■ Challenge
Extract every line where the string "coordinate" appears.

■ Data for the task
————
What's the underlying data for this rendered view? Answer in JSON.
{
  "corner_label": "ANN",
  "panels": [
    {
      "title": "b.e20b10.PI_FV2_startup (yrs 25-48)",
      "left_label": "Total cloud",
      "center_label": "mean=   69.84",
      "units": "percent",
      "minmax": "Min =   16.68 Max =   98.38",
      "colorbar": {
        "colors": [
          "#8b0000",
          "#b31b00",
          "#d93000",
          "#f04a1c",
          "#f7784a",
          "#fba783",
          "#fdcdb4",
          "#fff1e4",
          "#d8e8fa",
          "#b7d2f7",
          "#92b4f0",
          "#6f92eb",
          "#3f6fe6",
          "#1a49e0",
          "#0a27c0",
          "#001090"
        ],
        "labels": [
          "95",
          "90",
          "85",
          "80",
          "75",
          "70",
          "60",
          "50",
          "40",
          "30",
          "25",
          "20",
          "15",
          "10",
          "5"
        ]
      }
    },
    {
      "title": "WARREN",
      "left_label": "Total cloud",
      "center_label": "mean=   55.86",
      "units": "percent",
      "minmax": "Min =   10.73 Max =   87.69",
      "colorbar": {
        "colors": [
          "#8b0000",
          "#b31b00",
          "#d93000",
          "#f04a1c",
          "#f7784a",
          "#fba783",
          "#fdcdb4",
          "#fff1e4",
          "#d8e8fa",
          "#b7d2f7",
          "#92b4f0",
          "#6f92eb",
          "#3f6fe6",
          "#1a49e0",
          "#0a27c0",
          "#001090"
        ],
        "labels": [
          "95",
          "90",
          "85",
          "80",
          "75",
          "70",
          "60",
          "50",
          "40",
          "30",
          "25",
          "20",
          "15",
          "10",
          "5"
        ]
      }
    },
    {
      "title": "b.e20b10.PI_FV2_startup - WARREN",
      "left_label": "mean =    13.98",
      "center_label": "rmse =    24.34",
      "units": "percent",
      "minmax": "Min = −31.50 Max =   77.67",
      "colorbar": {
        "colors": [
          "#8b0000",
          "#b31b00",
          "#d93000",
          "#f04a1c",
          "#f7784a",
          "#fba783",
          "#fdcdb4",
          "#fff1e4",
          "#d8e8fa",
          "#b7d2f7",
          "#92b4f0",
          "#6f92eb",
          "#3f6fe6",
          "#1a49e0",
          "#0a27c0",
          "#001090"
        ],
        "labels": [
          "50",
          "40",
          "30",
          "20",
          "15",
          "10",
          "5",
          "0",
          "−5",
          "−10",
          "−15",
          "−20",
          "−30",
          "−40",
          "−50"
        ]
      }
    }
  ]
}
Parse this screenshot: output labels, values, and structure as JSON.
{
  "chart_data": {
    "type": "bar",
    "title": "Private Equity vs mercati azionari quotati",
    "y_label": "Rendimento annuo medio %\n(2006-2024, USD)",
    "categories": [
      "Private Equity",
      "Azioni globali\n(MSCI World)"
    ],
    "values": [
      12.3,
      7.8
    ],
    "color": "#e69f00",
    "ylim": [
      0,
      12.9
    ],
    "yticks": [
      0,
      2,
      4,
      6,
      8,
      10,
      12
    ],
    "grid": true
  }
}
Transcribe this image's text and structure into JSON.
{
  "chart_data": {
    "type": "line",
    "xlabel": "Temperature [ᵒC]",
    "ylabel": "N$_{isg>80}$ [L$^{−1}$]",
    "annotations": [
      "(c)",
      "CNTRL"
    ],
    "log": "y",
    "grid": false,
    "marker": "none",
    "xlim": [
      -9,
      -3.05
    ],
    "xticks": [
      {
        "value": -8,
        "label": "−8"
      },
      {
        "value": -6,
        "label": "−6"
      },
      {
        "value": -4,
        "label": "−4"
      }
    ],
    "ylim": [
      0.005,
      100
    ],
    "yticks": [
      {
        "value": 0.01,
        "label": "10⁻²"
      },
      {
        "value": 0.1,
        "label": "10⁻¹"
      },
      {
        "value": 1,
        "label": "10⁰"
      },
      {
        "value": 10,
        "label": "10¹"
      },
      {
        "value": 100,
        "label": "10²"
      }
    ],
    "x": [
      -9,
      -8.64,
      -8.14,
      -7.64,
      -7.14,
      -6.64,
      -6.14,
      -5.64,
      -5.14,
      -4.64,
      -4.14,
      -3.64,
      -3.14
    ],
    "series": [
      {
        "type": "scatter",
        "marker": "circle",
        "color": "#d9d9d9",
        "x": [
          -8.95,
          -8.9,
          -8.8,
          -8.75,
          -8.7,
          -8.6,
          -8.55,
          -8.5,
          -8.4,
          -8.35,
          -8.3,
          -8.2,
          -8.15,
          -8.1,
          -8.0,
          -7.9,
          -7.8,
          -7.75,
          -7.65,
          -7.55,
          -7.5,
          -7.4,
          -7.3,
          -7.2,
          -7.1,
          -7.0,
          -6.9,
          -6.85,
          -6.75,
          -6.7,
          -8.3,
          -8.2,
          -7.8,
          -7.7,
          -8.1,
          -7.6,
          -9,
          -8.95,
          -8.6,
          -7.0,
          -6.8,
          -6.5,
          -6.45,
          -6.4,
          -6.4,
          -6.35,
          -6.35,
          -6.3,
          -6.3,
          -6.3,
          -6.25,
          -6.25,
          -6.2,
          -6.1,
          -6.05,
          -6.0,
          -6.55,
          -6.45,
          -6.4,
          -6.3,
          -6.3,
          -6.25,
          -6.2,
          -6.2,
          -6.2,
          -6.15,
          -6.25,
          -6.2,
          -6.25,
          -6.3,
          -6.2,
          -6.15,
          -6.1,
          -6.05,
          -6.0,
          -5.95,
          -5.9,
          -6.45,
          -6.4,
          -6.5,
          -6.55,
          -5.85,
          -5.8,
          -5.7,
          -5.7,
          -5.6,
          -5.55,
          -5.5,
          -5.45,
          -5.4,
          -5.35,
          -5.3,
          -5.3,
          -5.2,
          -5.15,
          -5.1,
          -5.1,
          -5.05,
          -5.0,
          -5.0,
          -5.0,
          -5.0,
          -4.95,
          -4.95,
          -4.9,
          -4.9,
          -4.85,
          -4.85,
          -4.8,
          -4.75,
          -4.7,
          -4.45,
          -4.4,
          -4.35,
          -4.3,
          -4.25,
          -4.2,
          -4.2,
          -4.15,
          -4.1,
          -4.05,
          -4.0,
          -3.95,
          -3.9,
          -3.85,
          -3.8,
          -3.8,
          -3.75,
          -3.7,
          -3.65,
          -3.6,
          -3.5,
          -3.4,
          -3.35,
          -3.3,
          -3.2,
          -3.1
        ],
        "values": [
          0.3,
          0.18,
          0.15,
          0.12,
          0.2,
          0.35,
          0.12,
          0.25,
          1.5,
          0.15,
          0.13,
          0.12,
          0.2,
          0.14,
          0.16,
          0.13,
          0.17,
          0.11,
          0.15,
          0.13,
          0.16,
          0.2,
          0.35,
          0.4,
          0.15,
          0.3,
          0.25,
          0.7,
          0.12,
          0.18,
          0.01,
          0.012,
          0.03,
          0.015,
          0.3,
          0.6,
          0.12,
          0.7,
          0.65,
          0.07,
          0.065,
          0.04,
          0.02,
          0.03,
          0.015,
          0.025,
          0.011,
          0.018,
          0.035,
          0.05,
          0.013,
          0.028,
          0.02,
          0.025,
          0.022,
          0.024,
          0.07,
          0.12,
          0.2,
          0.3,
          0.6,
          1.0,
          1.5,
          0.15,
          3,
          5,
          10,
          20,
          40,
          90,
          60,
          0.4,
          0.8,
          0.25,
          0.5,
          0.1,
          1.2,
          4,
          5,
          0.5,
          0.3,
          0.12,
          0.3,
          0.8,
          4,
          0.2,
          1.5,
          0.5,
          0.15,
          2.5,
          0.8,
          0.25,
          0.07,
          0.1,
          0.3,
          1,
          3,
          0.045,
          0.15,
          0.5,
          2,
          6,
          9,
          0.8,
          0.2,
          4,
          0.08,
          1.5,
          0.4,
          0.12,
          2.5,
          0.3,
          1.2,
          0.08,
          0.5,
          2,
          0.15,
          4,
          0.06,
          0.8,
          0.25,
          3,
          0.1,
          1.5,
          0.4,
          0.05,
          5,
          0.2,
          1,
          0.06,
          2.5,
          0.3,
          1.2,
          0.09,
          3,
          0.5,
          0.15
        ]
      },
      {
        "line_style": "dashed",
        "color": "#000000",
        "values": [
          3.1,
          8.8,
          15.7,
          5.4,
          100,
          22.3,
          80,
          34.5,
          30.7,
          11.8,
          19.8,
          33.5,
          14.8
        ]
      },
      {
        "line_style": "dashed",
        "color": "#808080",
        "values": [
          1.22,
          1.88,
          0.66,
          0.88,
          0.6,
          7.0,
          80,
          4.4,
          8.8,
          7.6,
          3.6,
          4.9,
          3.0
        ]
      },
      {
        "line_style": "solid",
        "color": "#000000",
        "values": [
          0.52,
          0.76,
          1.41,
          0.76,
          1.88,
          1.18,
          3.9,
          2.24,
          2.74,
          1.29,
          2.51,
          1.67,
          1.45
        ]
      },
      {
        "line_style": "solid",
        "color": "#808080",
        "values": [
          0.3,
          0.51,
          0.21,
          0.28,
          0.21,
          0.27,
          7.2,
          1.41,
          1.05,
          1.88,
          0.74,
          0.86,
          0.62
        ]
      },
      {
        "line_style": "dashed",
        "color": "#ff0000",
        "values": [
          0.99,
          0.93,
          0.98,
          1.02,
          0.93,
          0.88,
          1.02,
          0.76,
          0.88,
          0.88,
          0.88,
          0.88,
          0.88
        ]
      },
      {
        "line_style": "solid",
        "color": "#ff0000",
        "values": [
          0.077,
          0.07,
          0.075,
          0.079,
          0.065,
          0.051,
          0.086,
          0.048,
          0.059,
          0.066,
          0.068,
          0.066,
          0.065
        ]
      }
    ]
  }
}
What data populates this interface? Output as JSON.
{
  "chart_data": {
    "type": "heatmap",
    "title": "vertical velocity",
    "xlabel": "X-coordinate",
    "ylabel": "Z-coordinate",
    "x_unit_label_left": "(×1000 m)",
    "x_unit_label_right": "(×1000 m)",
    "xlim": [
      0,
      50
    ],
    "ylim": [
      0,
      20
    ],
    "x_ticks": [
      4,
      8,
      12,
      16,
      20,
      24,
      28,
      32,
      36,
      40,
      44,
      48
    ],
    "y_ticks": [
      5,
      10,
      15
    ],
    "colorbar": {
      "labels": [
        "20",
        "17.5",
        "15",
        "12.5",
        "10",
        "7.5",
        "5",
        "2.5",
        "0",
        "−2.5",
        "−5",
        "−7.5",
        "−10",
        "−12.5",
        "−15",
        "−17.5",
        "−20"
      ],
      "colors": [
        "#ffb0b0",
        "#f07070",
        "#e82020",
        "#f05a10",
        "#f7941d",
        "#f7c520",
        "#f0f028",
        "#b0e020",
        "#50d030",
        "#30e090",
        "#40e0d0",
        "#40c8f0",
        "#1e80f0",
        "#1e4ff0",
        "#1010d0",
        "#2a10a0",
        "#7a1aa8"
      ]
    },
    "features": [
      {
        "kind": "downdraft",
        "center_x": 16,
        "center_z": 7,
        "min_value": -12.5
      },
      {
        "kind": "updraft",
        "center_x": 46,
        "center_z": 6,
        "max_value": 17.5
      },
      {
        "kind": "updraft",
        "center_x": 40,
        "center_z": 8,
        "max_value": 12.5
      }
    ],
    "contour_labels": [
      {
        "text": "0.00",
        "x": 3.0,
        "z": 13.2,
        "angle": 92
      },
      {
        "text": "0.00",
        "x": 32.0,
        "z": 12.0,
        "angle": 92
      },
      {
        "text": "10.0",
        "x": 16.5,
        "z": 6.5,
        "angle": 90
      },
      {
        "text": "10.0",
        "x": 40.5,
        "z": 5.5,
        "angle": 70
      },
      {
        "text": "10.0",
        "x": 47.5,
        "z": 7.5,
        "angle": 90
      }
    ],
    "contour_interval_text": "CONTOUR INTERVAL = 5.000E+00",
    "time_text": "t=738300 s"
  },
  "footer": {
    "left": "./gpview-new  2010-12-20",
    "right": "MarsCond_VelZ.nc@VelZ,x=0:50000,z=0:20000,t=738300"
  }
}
————
■ Exercise result
    "xlabel": "X-coordinate",
    "ylabel": "Z-coordinate",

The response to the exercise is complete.